Records excerpted from a collection:
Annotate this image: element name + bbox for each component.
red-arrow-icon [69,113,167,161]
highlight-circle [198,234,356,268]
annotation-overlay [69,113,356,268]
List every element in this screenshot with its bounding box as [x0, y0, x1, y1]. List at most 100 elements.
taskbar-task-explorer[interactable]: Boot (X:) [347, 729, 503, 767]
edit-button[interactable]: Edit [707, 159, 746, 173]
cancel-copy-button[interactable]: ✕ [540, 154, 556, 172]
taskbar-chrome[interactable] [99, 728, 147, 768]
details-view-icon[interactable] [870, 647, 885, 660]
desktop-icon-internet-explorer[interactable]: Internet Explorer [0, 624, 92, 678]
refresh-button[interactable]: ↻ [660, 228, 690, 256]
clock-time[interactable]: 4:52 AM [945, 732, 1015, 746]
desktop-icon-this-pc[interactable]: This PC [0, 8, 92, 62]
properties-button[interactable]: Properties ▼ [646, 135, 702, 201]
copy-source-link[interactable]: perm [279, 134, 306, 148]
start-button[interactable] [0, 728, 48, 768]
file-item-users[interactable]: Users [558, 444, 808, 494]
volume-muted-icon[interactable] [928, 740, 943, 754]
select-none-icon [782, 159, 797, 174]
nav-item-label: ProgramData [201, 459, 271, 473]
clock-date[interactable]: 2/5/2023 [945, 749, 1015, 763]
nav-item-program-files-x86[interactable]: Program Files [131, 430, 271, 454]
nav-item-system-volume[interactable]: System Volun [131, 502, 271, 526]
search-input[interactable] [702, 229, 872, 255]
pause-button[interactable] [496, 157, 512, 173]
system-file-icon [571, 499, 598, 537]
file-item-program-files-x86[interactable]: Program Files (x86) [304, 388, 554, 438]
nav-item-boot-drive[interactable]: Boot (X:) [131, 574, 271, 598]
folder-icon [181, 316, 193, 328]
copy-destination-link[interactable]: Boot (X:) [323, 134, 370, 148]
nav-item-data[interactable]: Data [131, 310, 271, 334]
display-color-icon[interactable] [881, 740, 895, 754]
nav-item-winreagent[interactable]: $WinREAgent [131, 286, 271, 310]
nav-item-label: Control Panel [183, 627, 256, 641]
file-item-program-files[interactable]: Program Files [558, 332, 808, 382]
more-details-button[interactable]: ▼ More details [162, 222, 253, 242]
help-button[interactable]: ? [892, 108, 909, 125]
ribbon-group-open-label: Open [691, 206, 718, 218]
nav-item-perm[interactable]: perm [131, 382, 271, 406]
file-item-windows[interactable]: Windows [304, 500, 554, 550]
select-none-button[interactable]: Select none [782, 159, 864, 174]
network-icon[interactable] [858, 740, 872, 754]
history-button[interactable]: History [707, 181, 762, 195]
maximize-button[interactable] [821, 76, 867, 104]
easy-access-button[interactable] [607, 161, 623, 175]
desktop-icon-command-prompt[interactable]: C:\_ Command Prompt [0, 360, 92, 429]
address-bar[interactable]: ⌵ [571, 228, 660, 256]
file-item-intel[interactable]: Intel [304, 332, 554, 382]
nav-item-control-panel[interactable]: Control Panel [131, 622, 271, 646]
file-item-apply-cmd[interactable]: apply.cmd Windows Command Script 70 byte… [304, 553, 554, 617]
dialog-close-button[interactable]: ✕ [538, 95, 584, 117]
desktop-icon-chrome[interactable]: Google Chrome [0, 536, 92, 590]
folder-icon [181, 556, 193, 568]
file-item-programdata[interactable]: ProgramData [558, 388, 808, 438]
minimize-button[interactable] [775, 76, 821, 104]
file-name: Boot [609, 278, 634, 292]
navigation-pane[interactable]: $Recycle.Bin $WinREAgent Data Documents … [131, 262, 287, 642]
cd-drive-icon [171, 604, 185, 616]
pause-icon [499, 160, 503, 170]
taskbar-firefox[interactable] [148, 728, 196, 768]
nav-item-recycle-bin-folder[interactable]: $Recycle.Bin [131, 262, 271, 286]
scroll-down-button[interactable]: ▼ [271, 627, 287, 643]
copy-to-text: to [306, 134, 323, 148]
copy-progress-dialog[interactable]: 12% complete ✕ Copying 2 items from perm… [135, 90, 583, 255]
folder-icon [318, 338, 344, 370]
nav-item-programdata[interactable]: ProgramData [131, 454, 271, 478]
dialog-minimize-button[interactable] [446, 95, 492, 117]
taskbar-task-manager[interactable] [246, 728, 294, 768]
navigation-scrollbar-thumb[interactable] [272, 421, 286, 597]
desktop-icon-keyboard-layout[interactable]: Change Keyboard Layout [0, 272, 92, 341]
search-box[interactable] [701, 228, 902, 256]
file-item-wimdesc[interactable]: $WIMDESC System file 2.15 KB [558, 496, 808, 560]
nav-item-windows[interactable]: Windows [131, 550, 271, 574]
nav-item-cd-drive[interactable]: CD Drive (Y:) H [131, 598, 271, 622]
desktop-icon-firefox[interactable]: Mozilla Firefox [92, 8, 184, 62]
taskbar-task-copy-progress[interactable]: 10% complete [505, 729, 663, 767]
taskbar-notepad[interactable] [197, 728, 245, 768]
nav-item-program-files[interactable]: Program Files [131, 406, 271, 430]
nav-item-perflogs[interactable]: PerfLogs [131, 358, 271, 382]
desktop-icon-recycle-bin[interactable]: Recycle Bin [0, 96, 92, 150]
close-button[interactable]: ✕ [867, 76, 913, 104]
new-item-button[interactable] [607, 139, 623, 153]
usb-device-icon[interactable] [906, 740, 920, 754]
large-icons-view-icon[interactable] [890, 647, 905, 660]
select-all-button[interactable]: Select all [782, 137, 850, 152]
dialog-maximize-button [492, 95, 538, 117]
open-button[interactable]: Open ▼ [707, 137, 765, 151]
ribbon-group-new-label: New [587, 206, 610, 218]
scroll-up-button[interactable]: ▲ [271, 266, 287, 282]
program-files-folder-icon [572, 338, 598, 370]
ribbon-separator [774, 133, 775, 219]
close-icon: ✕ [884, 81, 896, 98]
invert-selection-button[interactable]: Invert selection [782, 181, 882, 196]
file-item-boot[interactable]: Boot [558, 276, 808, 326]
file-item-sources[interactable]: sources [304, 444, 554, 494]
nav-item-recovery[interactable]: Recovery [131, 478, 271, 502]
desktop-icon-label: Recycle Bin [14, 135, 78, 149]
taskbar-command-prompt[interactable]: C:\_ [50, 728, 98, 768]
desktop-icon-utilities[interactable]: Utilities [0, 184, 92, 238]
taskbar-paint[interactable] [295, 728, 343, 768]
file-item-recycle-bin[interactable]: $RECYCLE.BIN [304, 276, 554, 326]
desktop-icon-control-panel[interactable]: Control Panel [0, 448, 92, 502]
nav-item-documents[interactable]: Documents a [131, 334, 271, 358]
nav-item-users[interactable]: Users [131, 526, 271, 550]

▶ _Aim of the task_: Print, character for character, every line from the start of the entries down to and including the line that contains "List every element".

▶ _Exercise answer_:
Annotate this image: element name + bbox for each component.
red-arrow-icon [69,113,167,161]
highlight-circle [198,234,356,268]
annotation-overlay [69,113,356,268]
List every element in this screenshot with its bounding box as [x0, y0, x1, y1]. List at most 100 elements.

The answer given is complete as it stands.